Start of Exercise inputs

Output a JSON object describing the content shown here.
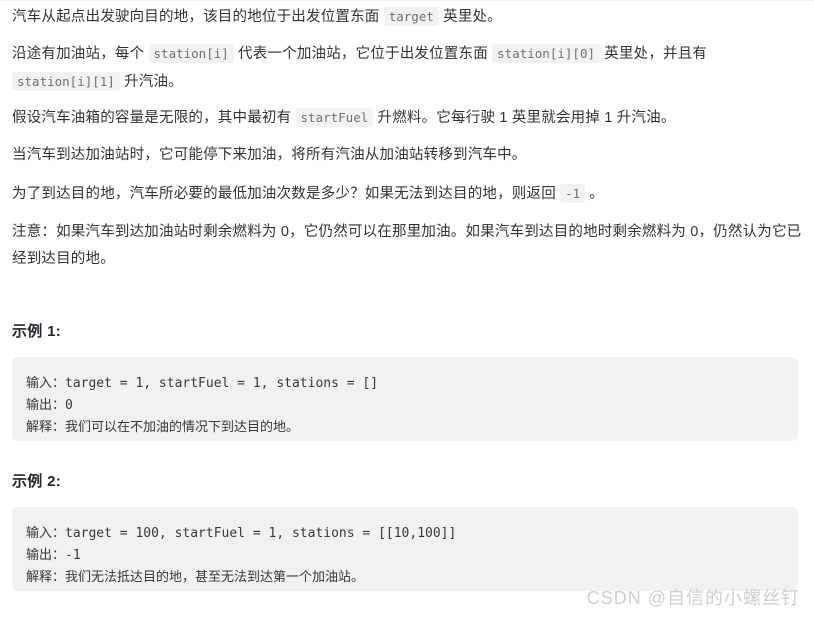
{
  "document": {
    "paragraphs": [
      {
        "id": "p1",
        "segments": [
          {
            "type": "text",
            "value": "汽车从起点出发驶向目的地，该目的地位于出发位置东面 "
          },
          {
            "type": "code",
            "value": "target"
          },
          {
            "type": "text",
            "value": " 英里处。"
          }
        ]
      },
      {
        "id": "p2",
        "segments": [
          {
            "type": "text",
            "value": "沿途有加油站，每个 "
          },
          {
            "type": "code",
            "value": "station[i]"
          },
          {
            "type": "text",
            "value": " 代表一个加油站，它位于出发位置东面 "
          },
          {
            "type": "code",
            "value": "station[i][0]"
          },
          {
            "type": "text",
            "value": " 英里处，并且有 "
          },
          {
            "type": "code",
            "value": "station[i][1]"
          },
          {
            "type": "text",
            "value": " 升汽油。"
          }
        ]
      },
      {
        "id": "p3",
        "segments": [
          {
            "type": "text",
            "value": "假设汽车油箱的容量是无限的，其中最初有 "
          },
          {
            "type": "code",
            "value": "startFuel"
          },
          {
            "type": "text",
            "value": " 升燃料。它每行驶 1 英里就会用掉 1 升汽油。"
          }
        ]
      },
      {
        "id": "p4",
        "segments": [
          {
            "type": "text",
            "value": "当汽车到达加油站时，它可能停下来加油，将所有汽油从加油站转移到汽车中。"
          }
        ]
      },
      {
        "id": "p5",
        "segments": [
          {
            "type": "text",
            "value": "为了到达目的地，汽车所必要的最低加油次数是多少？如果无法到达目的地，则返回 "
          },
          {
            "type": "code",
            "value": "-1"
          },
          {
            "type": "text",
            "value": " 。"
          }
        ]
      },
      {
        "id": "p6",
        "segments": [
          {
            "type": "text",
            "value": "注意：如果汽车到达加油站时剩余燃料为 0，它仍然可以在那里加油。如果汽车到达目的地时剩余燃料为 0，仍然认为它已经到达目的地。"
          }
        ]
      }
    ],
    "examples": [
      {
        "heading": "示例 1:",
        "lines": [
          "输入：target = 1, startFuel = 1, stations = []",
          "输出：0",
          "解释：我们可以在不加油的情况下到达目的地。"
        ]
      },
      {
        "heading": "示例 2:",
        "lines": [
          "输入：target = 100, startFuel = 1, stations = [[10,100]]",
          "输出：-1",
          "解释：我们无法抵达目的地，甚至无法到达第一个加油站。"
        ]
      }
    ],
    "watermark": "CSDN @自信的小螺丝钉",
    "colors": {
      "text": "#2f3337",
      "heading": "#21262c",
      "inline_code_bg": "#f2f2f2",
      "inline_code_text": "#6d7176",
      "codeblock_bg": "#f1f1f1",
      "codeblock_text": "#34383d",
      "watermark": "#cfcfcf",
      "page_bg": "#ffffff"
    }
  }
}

End of Exercise inputs

Task instructions: Find every line that holds "watermark" and copy it.

Completed task:
    "watermark": "CSDN @自信的小螺丝钉",
      "watermark": "#cfcfcf",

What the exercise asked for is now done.